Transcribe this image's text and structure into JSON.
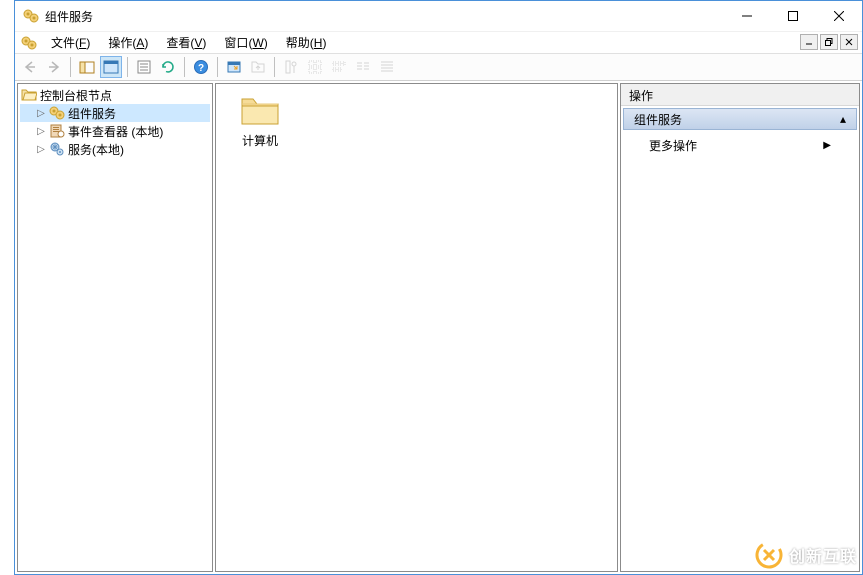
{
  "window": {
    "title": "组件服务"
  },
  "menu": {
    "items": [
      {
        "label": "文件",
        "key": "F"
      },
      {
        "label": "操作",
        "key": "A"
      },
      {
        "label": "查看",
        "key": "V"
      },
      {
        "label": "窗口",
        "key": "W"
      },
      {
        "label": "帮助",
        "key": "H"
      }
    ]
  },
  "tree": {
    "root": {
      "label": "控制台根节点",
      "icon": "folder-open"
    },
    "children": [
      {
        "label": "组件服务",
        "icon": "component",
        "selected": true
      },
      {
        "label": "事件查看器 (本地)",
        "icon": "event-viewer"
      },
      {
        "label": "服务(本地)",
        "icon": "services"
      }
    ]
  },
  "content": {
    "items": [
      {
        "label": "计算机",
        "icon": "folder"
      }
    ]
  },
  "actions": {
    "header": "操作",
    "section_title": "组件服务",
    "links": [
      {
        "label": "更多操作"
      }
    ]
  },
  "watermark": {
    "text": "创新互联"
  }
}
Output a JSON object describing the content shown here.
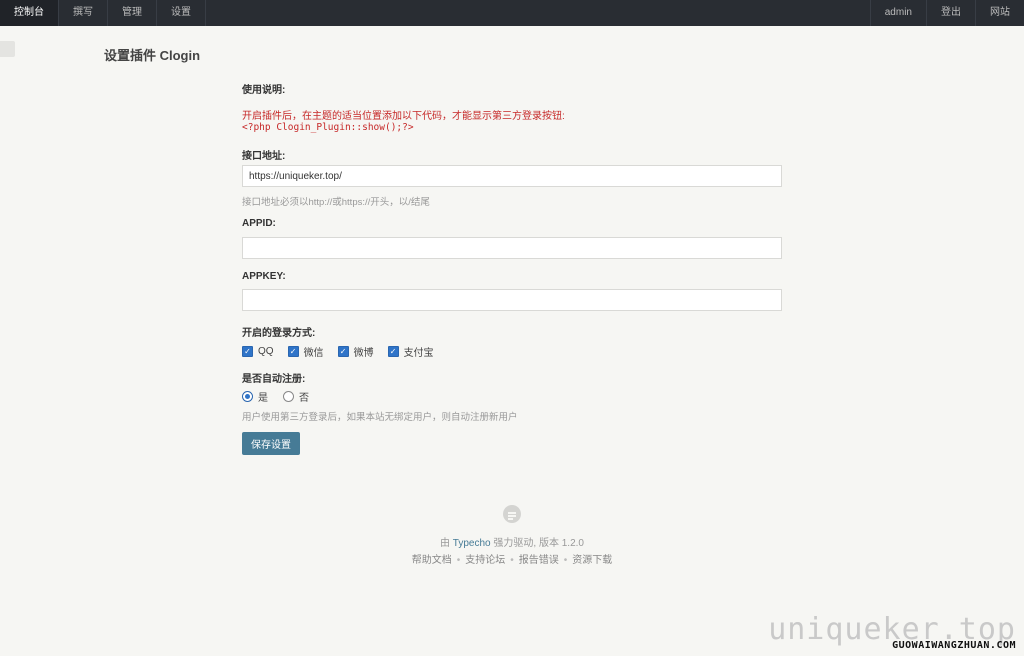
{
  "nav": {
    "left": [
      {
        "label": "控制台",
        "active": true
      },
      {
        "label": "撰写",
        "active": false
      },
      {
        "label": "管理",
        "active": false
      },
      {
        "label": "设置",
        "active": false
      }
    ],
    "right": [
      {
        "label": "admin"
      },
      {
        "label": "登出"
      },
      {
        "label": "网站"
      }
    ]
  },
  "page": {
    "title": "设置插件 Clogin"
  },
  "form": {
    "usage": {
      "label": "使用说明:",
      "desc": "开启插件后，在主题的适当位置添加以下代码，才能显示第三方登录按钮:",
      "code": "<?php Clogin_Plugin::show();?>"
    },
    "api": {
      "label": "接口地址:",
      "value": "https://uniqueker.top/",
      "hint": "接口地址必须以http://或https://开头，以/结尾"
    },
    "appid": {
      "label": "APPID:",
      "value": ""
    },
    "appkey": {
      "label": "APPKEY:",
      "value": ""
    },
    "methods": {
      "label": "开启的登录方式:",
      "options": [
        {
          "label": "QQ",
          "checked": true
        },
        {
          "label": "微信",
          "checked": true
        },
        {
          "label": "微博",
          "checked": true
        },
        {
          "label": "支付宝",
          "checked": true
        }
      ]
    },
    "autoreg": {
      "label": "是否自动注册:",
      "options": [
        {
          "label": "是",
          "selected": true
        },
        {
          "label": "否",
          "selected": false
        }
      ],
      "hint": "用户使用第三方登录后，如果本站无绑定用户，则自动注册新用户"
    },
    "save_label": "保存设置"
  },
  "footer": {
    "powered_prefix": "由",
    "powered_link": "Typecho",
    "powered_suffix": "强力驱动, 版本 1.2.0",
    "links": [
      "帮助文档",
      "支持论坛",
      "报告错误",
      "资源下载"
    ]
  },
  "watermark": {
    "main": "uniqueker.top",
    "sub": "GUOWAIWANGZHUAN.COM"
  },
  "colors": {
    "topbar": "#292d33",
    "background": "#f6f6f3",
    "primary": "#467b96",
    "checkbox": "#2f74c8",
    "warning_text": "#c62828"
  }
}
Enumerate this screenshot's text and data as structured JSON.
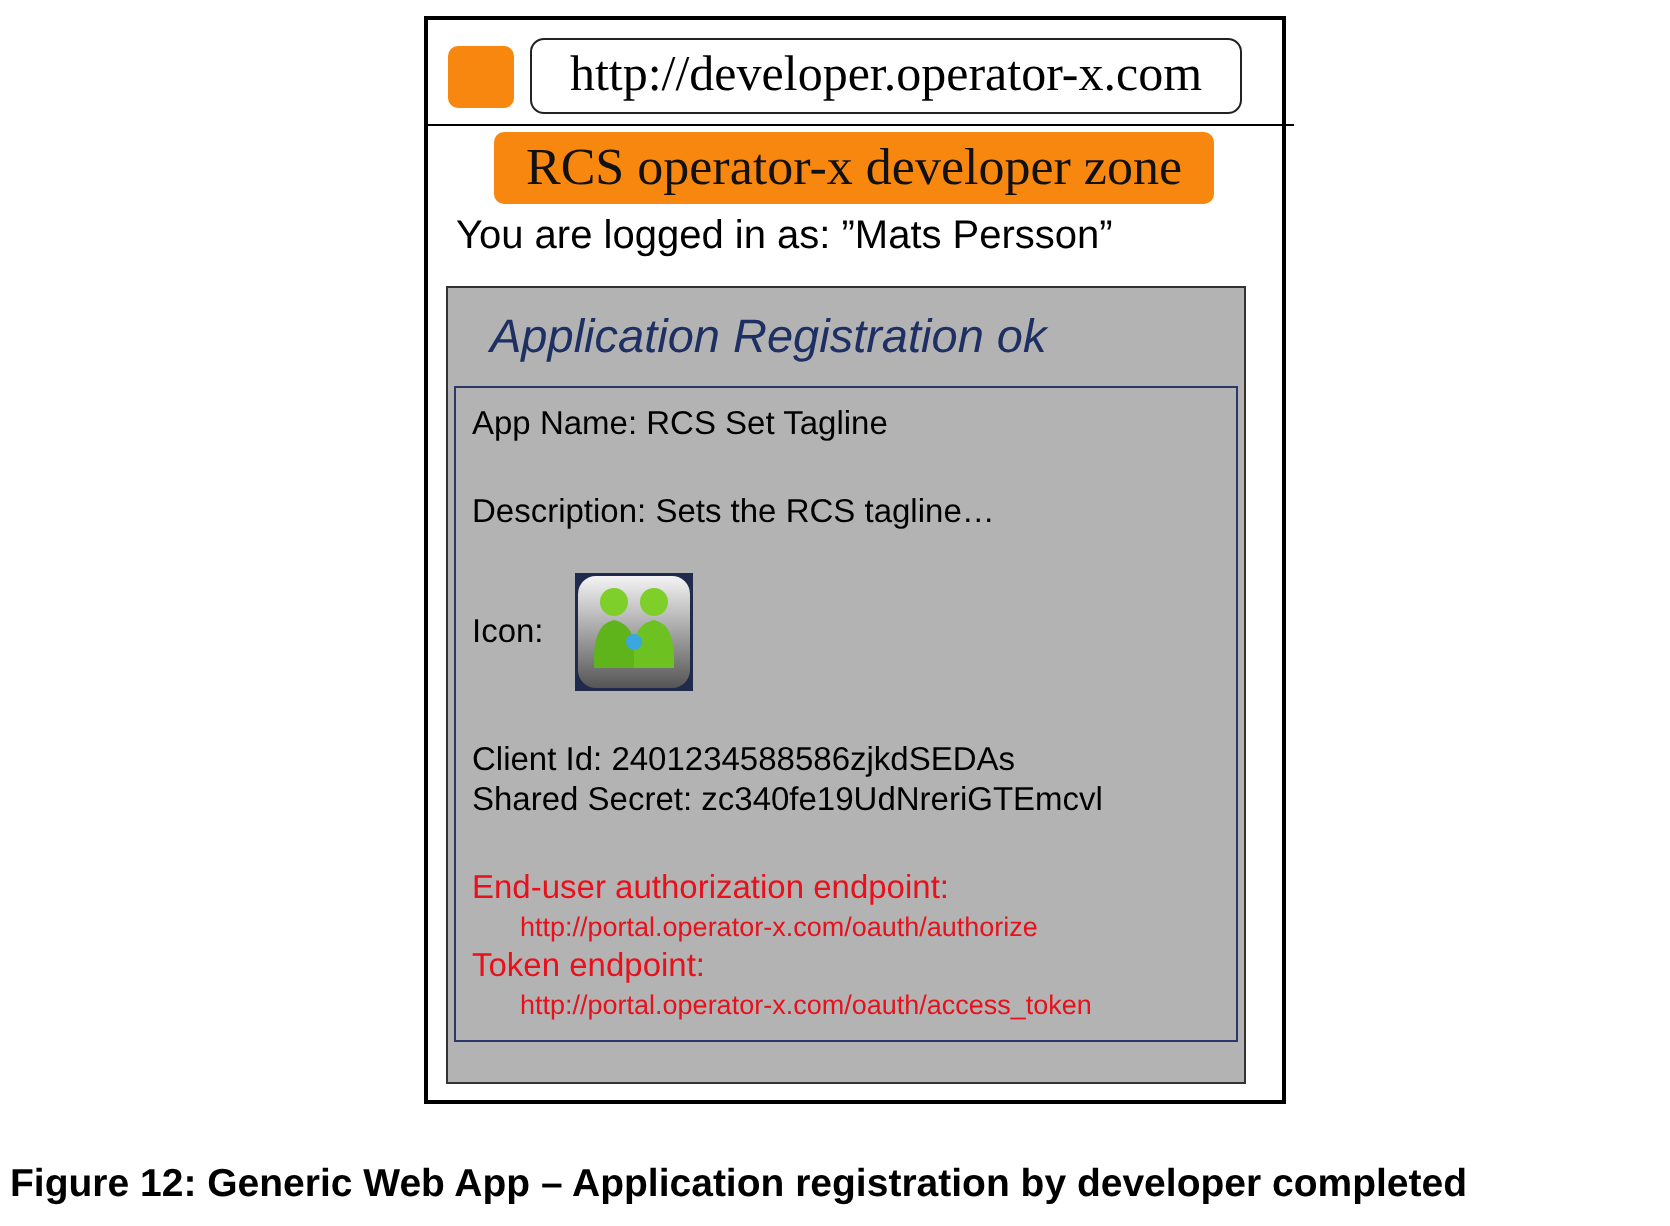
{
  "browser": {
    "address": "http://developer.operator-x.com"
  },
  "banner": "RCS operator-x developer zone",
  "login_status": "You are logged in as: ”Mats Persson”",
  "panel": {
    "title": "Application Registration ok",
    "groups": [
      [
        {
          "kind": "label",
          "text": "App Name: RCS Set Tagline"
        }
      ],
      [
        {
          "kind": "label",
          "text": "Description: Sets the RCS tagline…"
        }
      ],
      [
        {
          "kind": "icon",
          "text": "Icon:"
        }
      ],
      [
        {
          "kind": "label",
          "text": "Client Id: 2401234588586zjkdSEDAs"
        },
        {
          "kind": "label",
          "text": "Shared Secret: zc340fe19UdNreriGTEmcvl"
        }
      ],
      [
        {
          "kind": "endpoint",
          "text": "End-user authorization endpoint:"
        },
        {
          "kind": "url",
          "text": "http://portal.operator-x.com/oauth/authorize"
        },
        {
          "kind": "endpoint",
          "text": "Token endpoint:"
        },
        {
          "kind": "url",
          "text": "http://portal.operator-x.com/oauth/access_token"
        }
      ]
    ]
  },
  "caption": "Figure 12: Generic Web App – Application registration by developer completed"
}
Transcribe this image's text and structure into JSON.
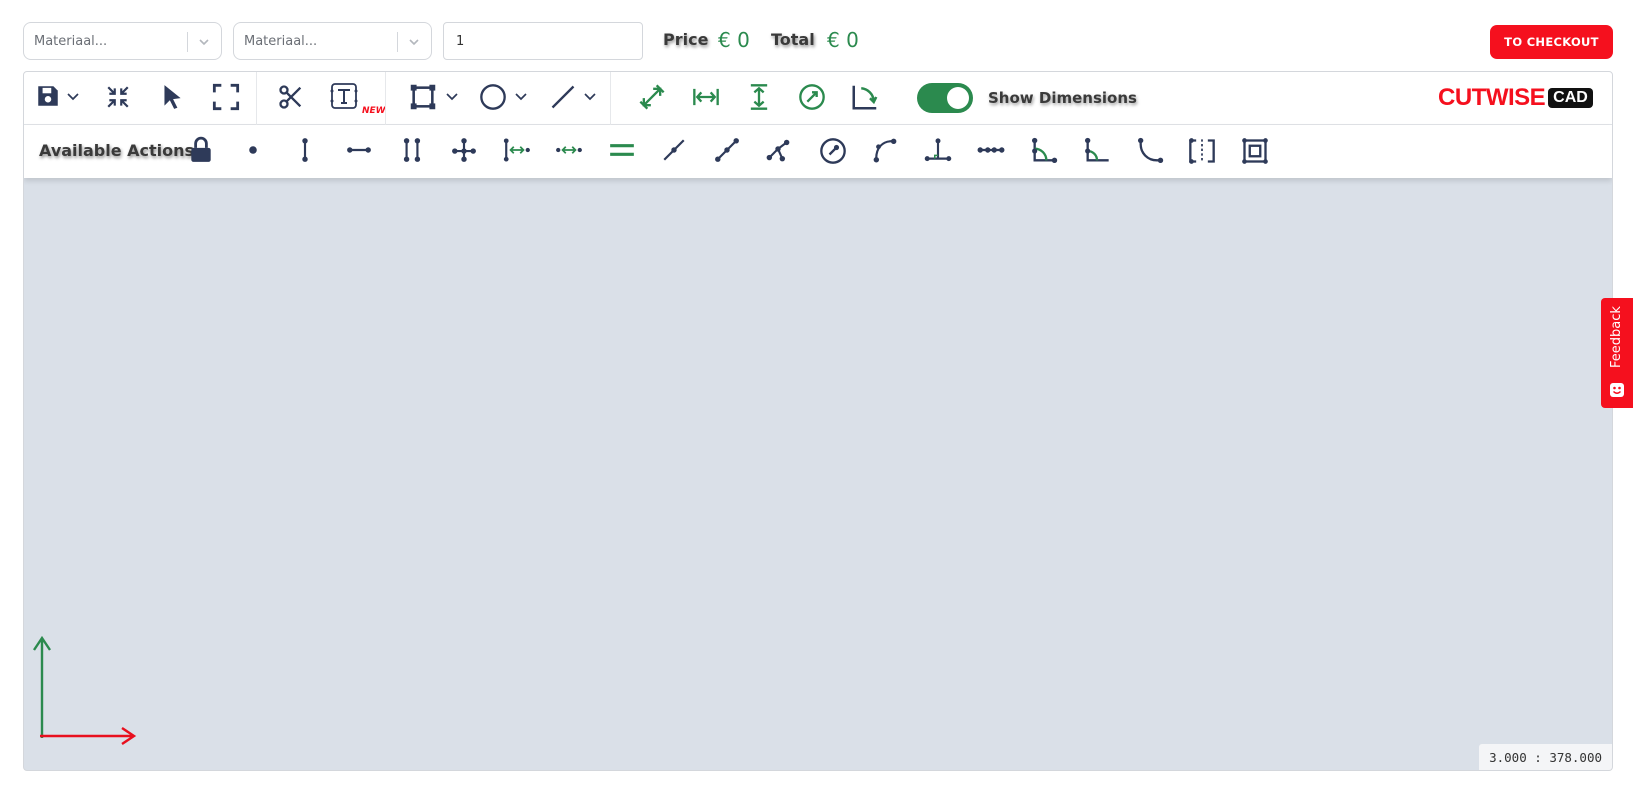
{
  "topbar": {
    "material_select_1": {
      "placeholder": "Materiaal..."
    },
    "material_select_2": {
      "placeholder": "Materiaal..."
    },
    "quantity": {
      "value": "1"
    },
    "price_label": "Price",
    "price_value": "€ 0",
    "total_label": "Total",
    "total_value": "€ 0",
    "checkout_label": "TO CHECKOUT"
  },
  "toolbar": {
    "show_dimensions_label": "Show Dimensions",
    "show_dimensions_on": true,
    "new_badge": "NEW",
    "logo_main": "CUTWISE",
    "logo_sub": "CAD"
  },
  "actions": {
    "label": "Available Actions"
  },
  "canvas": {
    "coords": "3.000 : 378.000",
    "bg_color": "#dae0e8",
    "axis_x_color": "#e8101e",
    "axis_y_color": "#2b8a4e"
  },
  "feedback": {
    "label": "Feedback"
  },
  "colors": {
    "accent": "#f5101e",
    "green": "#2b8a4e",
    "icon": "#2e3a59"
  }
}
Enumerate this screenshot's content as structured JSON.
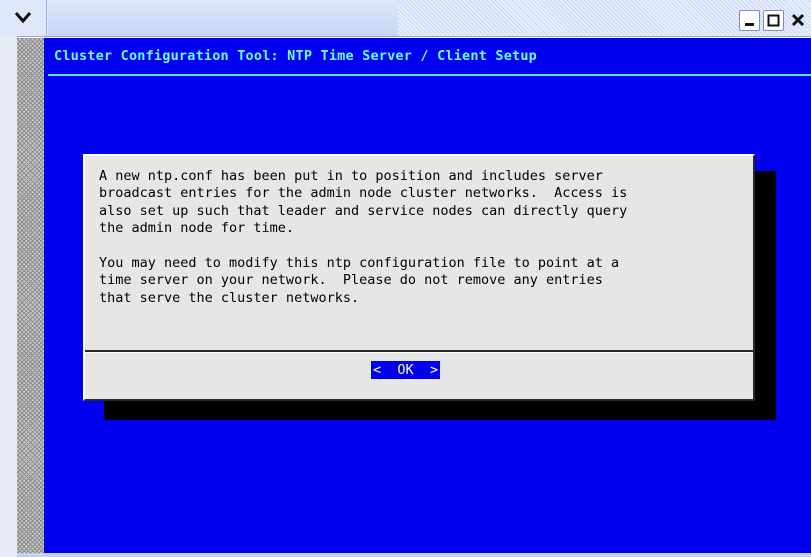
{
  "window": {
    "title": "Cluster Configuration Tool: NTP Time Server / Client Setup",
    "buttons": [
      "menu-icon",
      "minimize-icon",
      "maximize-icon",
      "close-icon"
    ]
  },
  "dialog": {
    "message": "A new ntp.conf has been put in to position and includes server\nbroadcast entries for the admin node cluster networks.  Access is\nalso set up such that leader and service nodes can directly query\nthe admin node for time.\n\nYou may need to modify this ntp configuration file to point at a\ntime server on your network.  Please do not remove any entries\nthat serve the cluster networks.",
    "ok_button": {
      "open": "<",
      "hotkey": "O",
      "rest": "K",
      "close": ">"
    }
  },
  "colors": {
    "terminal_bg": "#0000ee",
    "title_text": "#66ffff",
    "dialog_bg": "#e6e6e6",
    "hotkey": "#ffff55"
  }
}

☆ ☆ ☆ ☆

Required work: Will you restate every entry word for word and omit the images?

Correct response:
Transcribe this image's text and structure into JSON.
{
  "window": {
    "title": "组件服务"
  },
  "menu": {
    "items": [
      {
        "label": "文件",
        "key": "F"
      },
      {
        "label": "操作",
        "key": "A"
      },
      {
        "label": "查看",
        "key": "V"
      },
      {
        "label": "窗口",
        "key": "W"
      },
      {
        "label": "帮助",
        "key": "H"
      }
    ]
  },
  "tree": {
    "root": {
      "label": "控制台根节点",
      "icon": "folder-open"
    },
    "children": [
      {
        "label": "组件服务",
        "icon": "component",
        "selected": true
      },
      {
        "label": "事件查看器 (本地)",
        "icon": "event-viewer"
      },
      {
        "label": "服务(本地)",
        "icon": "services"
      }
    ]
  },
  "content": {
    "items": [
      {
        "label": "计算机",
        "icon": "folder"
      }
    ]
  },
  "actions": {
    "header": "操作",
    "section_title": "组件服务",
    "links": [
      {
        "label": "更多操作"
      }
    ]
  },
  "watermark": {
    "text": "创新互联"
  }
}
Output a JSON object describing the content shown here.
{
  "nav": {
    "left": [
      {
        "label": "控制台",
        "active": true
      },
      {
        "label": "撰写",
        "active": false
      },
      {
        "label": "管理",
        "active": false
      },
      {
        "label": "设置",
        "active": false
      }
    ],
    "right": [
      {
        "label": "admin"
      },
      {
        "label": "登出"
      },
      {
        "label": "网站"
      }
    ]
  },
  "page": {
    "title": "设置插件 Clogin"
  },
  "form": {
    "usage": {
      "label": "使用说明:",
      "desc": "开启插件后，在主题的适当位置添加以下代码，才能显示第三方登录按钮:",
      "code": "<?php Clogin_Plugin::show();?>"
    },
    "api": {
      "label": "接口地址:",
      "value": "https://uniqueker.top/",
      "hint": "接口地址必须以http://或https://开头，以/结尾"
    },
    "appid": {
      "label": "APPID:",
      "value": ""
    },
    "appkey": {
      "label": "APPKEY:",
      "value": ""
    },
    "methods": {
      "label": "开启的登录方式:",
      "options": [
        {
          "label": "QQ",
          "checked": true
        },
        {
          "label": "微信",
          "checked": true
        },
        {
          "label": "微博",
          "checked": true
        },
        {
          "label": "支付宝",
          "checked": true
        }
      ]
    },
    "autoreg": {
      "label": "是否自动注册:",
      "options": [
        {
          "label": "是",
          "selected": true
        },
        {
          "label": "否",
          "selected": false
        }
      ],
      "hint": "用户使用第三方登录后，如果本站无绑定用户，则自动注册新用户"
    },
    "save_label": "保存设置"
  },
  "footer": {
    "powered_prefix": "由",
    "powered_link": "Typecho",
    "powered_suffix": "强力驱动, 版本 1.2.0",
    "links": [
      "帮助文档",
      "支持论坛",
      "报告错误",
      "资源下载"
    ]
  },
  "watermark": {
    "main": "uniqueker.top",
    "sub": "GUOWAIWANGZHUAN.COM"
  },
  "colors": {
    "topbar": "#292d33",
    "background": "#f6f6f3",
    "primary": "#467b96",
    "checkbox": "#2f74c8",
    "warning_text": "#c62828"
  }
}
Enumerate this screenshot's text and data as structured JSON.
{
  "browser": {
    "address": "http://developer.operator-x.com"
  },
  "banner": "RCS operator-x developer zone",
  "login_status": "You are logged in as: ”Mats Persson”",
  "panel": {
    "title": "Application Registration ok",
    "groups": [
      [
        {
          "kind": "label",
          "text": "App Name: RCS Set Tagline"
        }
      ],
      [
        {
          "kind": "label",
          "text": "Description: Sets the RCS tagline…"
        }
      ],
      [
        {
          "kind": "icon",
          "text": "Icon:"
        }
      ],
      [
        {
          "kind": "label",
          "text": "Client Id: 2401234588586zjkdSEDAs"
        },
        {
          "kind": "label",
          "text": "Shared Secret: zc340fe19UdNreriGTEmcvl"
        }
      ],
      [
        {
          "kind": "endpoint",
          "text": "End-user authorization endpoint:"
        },
        {
          "kind": "url",
          "text": "http://portal.operator-x.com/oauth/authorize"
        },
        {
          "kind": "endpoint",
          "text": "Token endpoint:"
        },
        {
          "kind": "url",
          "text": "http://portal.operator-x.com/oauth/access_token"
        }
      ]
    ]
  },
  "caption": "Figure 12: Generic Web App – Application registration by developer completed"
}
Transcribe this image's text and structure into JSON.
{
  "topbar": {
    "material_select_1": {
      "placeholder": "Materiaal..."
    },
    "material_select_2": {
      "placeholder": "Materiaal..."
    },
    "quantity": {
      "value": "1"
    },
    "price_label": "Price",
    "price_value": "€ 0",
    "total_label": "Total",
    "total_value": "€ 0",
    "checkout_label": "TO CHECKOUT"
  },
  "toolbar": {
    "show_dimensions_label": "Show Dimensions",
    "show_dimensions_on": true,
    "new_badge": "NEW",
    "logo_main": "CUTWISE",
    "logo_sub": "CAD"
  },
  "actions": {
    "label": "Available Actions"
  },
  "canvas": {
    "coords": "3.000 : 378.000",
    "bg_color": "#dae0e8",
    "axis_x_color": "#e8101e",
    "axis_y_color": "#2b8a4e"
  },
  "feedback": {
    "label": "Feedback"
  },
  "colors": {
    "accent": "#f5101e",
    "green": "#2b8a4e",
    "icon": "#2e3a59"
  }
}
Enumerate this screenshot's content as structured JSON.
{
  "window": {
    "title": "Cluster Configuration Tool: NTP Time Server / Client Setup",
    "buttons": [
      "menu-icon",
      "minimize-icon",
      "maximize-icon",
      "close-icon"
    ]
  },
  "dialog": {
    "message": "A new ntp.conf has been put in to position and includes server\nbroadcast entries for the admin node cluster networks.  Access is\nalso set up such that leader and service nodes can directly query\nthe admin node for time.\n\nYou may need to modify this ntp configuration file to point at a\ntime server on your network.  Please do not remove any entries\nthat serve the cluster networks.",
    "ok_button": {
      "open": "<",
      "hotkey": "O",
      "rest": "K",
      "close": ">"
    }
  },
  "colors": {
    "terminal_bg": "#0000ee",
    "title_text": "#66ffff",
    "dialog_bg": "#e6e6e6",
    "hotkey": "#ffff55"
  }
}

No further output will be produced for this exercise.